• TASK DIRECTIONS:
In the listing below, locate the lines bearing the word "this". Copy every one of them.

(Items from a figure collection)
------------------------------------------------------------------------

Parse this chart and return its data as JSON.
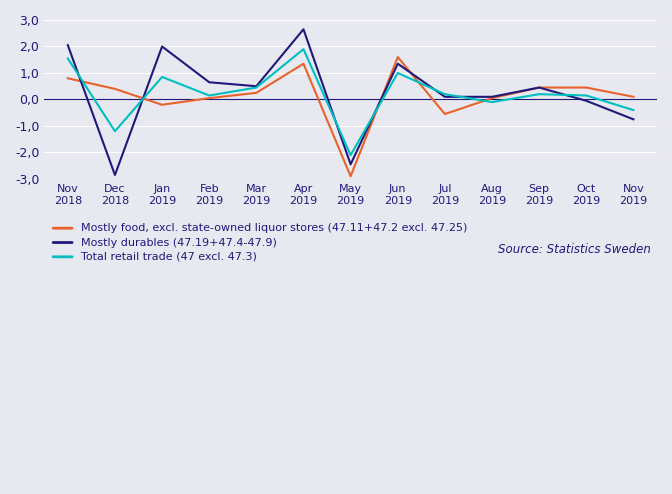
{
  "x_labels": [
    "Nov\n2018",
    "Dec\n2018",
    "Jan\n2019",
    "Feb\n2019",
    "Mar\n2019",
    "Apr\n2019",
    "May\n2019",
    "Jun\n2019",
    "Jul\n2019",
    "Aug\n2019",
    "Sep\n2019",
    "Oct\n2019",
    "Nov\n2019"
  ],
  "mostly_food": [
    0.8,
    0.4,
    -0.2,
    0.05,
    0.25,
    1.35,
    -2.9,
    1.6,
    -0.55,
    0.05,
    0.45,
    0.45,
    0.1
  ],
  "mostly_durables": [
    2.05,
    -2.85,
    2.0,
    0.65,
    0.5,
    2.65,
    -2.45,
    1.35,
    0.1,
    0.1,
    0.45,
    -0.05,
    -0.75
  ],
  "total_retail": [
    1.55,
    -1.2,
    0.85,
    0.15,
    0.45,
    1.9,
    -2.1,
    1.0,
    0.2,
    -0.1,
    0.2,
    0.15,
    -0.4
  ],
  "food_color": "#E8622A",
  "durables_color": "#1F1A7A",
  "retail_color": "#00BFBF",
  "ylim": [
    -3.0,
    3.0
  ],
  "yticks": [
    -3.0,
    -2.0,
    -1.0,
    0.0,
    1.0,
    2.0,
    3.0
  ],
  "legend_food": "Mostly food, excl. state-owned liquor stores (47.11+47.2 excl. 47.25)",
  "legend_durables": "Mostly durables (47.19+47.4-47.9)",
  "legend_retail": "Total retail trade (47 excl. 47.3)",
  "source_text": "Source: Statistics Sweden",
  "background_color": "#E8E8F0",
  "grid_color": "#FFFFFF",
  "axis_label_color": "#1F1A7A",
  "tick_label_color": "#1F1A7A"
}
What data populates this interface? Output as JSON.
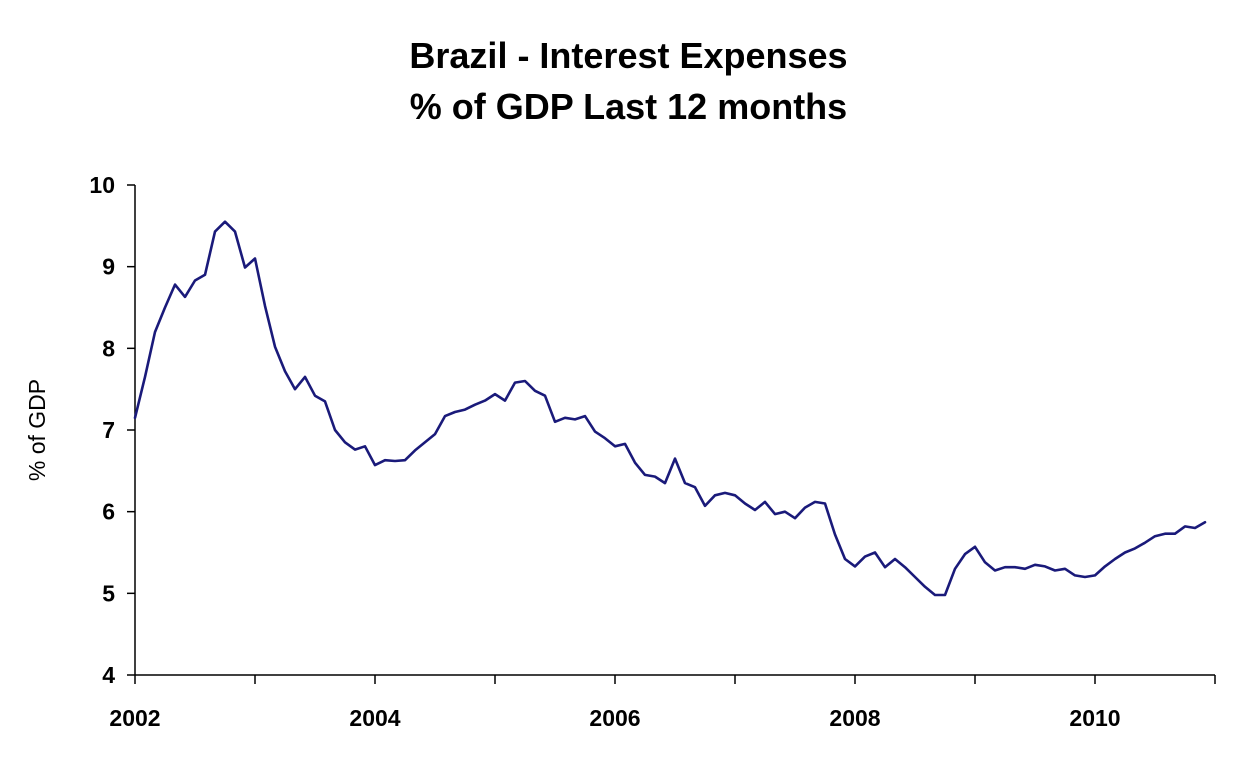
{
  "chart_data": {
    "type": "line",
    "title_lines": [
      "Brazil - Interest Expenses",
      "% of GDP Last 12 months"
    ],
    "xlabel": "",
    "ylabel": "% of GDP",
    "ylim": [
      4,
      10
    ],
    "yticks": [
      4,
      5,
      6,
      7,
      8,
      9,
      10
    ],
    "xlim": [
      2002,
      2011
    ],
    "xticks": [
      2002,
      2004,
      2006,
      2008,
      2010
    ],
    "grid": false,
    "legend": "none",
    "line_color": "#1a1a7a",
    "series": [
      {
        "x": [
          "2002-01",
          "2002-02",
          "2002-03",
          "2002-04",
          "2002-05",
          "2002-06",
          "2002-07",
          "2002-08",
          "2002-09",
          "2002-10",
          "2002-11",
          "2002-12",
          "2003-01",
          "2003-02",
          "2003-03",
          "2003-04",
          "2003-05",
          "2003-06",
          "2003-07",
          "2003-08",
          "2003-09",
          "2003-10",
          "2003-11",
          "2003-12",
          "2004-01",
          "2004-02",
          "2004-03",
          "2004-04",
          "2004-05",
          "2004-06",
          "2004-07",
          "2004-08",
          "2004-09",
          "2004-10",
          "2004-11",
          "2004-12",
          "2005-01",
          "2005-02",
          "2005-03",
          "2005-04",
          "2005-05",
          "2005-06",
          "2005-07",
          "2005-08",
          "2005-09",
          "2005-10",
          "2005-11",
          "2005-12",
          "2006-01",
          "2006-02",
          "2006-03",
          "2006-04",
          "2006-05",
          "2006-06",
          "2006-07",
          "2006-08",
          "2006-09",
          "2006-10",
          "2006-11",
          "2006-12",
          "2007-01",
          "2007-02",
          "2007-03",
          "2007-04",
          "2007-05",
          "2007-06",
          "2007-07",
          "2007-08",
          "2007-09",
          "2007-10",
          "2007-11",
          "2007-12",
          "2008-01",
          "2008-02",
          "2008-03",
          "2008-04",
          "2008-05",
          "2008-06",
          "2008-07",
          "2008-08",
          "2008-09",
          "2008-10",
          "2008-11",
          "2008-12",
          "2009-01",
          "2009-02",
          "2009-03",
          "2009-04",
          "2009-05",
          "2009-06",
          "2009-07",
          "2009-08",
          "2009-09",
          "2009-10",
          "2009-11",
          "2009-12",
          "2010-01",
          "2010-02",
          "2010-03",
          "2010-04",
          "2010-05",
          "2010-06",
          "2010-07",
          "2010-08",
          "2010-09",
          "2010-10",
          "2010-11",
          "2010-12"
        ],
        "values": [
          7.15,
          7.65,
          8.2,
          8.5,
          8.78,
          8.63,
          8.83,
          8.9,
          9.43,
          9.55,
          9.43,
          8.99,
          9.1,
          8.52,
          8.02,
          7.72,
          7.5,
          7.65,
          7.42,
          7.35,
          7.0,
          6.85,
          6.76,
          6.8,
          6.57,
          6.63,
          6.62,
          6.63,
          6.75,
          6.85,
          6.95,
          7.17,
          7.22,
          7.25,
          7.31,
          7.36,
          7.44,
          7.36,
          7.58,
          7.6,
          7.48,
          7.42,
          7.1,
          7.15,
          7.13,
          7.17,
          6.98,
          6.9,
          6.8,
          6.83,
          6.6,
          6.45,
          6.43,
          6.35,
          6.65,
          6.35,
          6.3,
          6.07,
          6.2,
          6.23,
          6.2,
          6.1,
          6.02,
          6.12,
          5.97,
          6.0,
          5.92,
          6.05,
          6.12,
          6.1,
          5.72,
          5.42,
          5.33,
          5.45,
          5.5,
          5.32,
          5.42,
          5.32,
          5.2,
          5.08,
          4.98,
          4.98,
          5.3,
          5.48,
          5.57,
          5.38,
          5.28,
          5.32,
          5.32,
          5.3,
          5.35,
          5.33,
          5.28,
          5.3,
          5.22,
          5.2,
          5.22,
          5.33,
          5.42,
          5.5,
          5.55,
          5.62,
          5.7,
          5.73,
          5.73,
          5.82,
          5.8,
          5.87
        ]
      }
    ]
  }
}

------------------------------------------------------------------------

• EXERCISE RESULT:
Parse this chart and return its data as JSON.
What data populates this interface? Output as JSON.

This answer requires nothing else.